[Start of RECORDS SUPPLIED]

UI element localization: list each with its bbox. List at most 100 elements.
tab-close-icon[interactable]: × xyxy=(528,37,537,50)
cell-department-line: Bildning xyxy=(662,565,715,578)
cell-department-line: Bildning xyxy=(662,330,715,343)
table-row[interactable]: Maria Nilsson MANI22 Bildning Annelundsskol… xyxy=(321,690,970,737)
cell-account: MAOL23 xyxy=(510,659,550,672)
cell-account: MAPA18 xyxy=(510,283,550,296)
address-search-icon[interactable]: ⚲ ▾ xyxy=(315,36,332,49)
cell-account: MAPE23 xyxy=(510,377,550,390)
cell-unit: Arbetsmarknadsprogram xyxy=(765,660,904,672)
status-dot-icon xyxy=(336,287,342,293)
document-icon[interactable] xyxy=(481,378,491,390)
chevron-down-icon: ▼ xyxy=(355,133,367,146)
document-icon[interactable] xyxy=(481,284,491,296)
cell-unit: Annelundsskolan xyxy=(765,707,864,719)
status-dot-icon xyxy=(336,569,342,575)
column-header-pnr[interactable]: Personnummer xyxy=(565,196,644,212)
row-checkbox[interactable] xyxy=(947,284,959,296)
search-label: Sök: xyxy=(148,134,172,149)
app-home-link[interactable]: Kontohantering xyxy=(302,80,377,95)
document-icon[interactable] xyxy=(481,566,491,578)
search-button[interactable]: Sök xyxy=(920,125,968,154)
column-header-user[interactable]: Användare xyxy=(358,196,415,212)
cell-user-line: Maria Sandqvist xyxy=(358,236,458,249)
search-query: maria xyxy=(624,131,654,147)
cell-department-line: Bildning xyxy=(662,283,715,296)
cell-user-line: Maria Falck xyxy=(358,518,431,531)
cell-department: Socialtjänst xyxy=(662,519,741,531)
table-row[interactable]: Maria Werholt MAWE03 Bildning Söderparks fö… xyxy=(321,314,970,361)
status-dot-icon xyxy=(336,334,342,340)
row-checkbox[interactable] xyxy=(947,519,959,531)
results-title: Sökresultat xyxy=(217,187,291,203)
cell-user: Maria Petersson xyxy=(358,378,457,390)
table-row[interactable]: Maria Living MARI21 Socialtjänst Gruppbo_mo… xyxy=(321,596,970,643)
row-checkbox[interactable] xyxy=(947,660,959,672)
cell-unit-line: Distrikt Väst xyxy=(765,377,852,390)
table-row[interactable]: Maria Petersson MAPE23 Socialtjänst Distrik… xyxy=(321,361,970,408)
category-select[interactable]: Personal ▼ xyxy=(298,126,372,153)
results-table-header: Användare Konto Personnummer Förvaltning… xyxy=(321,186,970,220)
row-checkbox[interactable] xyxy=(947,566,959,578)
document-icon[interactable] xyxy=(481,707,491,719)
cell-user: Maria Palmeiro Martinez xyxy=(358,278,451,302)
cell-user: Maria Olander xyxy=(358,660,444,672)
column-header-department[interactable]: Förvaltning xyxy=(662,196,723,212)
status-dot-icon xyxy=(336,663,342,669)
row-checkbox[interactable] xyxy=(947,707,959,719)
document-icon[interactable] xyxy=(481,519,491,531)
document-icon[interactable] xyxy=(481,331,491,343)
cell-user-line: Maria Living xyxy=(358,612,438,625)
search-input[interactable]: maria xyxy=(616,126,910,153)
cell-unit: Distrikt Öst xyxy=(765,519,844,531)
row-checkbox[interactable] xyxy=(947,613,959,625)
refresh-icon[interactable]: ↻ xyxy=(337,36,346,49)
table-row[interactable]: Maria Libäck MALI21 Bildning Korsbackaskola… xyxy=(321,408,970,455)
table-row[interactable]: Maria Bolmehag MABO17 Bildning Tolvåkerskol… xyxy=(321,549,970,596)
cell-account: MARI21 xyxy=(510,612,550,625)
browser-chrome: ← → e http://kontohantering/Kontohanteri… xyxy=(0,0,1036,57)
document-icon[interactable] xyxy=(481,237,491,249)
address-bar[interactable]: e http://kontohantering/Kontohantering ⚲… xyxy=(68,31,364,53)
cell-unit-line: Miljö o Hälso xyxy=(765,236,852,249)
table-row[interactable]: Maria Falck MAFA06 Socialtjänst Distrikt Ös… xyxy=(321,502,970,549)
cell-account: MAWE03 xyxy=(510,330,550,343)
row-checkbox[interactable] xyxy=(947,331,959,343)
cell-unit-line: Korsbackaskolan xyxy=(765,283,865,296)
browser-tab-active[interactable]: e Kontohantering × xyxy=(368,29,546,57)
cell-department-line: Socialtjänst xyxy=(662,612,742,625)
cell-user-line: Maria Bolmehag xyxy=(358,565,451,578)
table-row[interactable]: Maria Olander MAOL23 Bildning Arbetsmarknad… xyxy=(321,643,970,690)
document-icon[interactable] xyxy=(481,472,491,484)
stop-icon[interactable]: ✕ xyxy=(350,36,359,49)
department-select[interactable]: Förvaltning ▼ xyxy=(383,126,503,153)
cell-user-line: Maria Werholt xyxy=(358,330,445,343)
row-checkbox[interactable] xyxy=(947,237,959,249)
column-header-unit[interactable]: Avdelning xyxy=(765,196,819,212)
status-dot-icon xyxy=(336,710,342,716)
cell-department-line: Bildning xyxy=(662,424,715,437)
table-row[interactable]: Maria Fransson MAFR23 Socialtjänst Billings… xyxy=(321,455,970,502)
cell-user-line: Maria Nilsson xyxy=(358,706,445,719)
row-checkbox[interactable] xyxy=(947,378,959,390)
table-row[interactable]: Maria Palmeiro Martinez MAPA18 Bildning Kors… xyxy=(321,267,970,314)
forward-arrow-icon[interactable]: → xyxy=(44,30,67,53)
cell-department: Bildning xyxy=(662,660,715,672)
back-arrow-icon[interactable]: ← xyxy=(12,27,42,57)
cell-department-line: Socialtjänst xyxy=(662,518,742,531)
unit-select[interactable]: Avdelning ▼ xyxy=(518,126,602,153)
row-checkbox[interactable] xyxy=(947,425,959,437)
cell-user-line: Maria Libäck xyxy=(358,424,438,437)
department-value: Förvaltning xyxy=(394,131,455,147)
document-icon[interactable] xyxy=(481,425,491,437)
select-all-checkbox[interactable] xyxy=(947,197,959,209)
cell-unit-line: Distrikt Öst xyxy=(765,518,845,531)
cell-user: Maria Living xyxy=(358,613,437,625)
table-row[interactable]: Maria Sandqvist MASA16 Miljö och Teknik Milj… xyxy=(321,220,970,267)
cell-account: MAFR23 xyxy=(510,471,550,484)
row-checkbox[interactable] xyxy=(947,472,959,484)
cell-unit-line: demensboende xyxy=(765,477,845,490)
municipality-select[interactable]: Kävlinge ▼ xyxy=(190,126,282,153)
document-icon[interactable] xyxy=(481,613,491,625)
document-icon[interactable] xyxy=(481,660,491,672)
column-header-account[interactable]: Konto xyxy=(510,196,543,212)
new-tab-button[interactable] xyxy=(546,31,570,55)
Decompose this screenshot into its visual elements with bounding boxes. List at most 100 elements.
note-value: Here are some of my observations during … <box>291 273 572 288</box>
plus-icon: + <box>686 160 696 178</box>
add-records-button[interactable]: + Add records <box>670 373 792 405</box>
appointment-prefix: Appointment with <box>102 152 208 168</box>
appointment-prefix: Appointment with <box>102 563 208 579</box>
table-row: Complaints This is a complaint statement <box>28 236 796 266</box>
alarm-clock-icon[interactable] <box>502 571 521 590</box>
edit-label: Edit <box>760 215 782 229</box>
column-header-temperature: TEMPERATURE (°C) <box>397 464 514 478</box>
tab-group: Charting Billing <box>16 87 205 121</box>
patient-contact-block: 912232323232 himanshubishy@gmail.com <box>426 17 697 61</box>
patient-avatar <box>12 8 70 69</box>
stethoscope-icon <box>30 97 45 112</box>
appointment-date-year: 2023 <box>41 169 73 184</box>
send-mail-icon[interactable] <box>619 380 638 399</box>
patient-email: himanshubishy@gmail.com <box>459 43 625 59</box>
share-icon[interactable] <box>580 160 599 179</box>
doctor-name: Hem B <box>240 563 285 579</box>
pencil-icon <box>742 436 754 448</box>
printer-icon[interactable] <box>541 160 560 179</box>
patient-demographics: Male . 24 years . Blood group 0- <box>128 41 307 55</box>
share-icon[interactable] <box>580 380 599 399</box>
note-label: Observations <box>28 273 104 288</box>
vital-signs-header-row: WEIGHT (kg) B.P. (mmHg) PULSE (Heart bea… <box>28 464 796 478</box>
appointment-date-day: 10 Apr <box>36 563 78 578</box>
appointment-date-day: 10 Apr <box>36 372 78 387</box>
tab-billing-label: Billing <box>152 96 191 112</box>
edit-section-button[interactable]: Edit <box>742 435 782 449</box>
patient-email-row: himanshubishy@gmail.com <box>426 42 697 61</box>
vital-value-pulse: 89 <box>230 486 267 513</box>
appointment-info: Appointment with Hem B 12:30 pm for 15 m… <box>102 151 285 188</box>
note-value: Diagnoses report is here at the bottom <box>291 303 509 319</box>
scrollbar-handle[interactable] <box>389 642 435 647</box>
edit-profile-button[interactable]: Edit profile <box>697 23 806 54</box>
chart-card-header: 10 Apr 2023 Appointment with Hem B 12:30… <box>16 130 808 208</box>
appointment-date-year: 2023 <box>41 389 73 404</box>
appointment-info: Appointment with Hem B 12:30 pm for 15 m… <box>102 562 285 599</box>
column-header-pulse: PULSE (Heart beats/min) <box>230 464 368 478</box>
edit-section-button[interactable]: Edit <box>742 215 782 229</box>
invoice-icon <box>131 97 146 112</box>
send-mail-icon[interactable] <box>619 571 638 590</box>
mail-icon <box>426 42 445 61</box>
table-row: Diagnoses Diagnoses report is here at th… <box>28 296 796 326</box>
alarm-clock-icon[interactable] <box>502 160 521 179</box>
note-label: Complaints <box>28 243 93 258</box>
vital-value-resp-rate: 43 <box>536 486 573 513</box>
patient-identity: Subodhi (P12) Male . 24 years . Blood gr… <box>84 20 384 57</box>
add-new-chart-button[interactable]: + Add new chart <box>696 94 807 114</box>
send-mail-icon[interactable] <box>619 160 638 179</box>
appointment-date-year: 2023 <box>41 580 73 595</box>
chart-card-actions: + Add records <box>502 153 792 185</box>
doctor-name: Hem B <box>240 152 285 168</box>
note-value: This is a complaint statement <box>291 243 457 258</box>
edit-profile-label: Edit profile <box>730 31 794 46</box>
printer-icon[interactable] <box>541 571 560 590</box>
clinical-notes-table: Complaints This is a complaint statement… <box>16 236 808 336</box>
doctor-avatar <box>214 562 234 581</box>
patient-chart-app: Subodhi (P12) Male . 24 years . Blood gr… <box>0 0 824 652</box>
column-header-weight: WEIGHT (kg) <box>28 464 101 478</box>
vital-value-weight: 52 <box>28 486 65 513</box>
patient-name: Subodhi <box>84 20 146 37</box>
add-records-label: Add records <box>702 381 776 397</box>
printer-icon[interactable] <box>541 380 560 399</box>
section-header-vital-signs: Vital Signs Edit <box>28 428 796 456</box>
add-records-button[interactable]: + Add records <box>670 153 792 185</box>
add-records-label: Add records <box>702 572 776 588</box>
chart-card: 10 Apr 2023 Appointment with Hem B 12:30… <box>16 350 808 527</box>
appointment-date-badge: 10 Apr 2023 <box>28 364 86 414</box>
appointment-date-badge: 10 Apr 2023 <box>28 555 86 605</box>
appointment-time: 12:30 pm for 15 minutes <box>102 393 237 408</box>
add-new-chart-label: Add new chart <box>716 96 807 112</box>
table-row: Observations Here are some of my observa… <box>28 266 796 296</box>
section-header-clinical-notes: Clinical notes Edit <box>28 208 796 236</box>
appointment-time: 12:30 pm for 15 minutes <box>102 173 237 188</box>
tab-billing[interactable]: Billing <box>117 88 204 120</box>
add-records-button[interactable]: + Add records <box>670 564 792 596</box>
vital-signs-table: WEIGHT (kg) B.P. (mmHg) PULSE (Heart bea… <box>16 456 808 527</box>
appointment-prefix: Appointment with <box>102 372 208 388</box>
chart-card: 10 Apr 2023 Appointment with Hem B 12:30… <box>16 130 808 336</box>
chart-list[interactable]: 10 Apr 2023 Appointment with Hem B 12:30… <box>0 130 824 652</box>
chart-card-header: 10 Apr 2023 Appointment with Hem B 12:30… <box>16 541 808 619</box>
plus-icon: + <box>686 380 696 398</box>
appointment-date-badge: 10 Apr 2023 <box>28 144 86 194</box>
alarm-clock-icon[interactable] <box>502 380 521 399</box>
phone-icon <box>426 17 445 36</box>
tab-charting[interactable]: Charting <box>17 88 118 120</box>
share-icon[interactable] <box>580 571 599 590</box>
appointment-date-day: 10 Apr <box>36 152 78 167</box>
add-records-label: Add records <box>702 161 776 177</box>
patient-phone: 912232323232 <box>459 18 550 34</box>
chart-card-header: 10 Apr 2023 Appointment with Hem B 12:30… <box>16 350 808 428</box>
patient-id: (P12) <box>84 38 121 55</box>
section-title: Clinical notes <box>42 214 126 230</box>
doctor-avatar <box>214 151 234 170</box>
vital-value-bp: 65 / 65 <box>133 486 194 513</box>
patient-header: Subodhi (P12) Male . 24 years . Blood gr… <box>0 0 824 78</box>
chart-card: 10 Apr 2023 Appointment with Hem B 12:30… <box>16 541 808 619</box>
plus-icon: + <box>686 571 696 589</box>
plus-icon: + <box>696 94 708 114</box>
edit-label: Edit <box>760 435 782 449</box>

[End of RECORDS SUPPLIED]

PROBLEM:
Begin at the first of the data entries above and stop after the line containing "cell-account: MAOL23 xyxy=(510,659,550,672)". Rewrite those lines, replacing "Bildning" with "Utbildning" and leaving everything else unchanged.

RESPONSE TO THIS EXERCISE:
UI element localization: list each with its bbox. List at most 100 elements.
tab-close-icon[interactable]: × xyxy=(528,37,537,50)
cell-department-line: Utbildning xyxy=(662,565,715,578)
cell-department-line: Utbildning xyxy=(662,330,715,343)
table-row[interactable]: Maria Nilsson MANI22 Utbildning Annelundsskol… xyxy=(321,690,970,737)
cell-account: MAOL23 xyxy=(510,659,550,672)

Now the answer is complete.